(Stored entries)
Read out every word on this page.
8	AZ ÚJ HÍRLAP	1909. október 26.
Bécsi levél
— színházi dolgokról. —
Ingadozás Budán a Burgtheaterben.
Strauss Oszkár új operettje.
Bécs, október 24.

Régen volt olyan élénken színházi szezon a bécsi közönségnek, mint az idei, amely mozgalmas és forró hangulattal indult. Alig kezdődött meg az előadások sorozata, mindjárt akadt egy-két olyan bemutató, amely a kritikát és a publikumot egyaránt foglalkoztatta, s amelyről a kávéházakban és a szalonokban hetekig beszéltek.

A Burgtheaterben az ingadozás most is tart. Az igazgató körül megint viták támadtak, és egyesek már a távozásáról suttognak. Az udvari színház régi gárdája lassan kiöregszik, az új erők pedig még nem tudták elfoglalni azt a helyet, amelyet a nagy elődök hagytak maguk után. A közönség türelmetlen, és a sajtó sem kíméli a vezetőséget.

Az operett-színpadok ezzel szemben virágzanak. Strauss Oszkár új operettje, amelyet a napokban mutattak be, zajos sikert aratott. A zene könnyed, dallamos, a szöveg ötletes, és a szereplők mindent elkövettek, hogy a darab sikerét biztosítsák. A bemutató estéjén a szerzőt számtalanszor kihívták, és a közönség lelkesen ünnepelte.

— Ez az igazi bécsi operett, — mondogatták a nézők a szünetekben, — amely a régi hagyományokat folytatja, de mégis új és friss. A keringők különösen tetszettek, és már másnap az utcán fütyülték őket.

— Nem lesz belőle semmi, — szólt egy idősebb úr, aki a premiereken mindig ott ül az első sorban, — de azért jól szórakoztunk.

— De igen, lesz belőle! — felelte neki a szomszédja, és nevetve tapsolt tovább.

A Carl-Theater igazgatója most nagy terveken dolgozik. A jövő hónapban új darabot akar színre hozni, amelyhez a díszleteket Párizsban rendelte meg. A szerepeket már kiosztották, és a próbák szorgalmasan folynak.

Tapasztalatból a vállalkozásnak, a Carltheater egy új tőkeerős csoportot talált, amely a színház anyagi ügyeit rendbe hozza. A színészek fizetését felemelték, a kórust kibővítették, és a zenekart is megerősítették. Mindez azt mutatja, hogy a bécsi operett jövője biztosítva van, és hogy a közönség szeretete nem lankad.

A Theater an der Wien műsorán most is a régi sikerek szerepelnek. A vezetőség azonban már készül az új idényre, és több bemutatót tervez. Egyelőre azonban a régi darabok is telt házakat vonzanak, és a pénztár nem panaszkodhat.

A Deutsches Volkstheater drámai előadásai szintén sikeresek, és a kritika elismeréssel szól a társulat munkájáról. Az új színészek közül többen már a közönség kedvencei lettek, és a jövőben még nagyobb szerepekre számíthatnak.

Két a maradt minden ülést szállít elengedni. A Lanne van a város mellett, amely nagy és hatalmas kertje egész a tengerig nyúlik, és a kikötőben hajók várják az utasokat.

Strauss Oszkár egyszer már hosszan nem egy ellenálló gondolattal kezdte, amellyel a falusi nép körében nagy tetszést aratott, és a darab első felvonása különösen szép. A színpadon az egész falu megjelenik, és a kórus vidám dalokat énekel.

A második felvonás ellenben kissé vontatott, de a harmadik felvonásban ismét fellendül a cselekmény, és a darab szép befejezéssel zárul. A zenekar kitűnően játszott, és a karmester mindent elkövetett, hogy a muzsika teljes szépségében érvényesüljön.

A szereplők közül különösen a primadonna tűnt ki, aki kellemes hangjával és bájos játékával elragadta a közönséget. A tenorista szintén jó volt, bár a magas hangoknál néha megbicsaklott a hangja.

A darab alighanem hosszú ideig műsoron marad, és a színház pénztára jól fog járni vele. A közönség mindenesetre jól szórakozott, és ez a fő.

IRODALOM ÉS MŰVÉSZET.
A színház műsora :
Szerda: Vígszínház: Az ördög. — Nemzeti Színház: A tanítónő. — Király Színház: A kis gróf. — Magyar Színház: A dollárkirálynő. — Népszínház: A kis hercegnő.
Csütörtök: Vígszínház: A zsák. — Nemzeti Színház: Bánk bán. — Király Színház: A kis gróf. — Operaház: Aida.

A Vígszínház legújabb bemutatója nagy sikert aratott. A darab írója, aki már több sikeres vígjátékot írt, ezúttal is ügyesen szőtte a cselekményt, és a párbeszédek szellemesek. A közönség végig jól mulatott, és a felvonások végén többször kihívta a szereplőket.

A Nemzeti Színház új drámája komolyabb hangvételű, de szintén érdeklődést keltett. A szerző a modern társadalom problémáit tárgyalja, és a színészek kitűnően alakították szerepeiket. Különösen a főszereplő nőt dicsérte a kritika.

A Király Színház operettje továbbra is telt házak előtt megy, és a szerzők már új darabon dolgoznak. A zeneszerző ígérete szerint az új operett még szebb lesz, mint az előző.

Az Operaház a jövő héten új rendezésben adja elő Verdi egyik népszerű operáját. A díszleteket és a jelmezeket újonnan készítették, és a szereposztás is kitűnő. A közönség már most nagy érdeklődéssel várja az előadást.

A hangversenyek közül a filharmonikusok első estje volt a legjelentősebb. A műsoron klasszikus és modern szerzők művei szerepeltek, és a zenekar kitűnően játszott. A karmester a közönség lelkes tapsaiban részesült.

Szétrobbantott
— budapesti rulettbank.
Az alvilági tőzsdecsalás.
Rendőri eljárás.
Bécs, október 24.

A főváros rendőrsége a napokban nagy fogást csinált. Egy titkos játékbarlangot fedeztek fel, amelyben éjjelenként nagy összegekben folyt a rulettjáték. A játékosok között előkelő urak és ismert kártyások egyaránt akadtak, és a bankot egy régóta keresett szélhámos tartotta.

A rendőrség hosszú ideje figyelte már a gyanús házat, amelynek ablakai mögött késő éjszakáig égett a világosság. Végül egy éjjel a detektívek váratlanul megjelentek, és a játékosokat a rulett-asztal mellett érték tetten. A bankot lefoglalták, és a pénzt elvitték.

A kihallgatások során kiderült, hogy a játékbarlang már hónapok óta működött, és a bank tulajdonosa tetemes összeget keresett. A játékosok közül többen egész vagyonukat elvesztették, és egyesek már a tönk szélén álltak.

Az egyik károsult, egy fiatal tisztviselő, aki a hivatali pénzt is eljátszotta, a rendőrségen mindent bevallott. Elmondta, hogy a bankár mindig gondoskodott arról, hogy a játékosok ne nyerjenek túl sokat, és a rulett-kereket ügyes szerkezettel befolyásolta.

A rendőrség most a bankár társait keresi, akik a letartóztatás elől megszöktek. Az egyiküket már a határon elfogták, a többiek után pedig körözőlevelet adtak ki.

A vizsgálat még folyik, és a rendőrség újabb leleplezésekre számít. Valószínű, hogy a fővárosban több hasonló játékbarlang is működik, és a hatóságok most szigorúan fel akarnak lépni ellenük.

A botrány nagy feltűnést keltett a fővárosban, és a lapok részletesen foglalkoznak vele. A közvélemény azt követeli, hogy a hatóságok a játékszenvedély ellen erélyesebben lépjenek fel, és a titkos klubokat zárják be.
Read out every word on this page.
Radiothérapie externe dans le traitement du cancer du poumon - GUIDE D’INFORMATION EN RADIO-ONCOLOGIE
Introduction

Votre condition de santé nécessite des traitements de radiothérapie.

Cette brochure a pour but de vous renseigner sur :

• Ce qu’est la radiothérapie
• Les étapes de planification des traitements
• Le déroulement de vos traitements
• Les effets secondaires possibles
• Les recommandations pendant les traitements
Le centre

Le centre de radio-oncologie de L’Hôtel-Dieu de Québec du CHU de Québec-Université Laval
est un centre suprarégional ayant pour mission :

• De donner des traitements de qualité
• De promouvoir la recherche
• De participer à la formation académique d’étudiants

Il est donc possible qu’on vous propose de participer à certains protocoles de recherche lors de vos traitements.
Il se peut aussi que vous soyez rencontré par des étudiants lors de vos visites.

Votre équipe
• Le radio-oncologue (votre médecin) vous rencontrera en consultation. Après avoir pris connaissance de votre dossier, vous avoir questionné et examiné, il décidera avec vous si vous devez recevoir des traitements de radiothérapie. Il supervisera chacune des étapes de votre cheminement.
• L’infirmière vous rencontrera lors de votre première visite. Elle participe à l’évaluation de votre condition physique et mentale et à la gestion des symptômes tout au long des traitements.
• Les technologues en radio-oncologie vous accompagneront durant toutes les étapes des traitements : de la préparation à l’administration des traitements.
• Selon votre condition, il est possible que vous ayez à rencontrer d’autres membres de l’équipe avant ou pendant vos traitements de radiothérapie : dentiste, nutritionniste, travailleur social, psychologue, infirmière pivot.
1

→ **DIRECTIVE**: Show all lines from the listing above in which "pedig" appears.

→ **EXPECTED ANSWER**:
A Burgtheaterben az ingadozás most is tart. Az igazgató körül megint viták támadtak, és egyesek már a távozásáról suttognak. Az udvari színház régi gárdája lassan kiöregszik, az új erők pedig még nem tudták elfoglalni azt a helyet, amelyet a nagy elődök hagytak maguk után. A közönség türelmetlen, és a sajtó sem kíméli a vezetőséget.
A rendőrség most a bankár társait keresi, akik a letartóztatás elől megszöktek. Az egyiküket már a határon elfogták, a többiek után pedig körözőlevelet adtak ki.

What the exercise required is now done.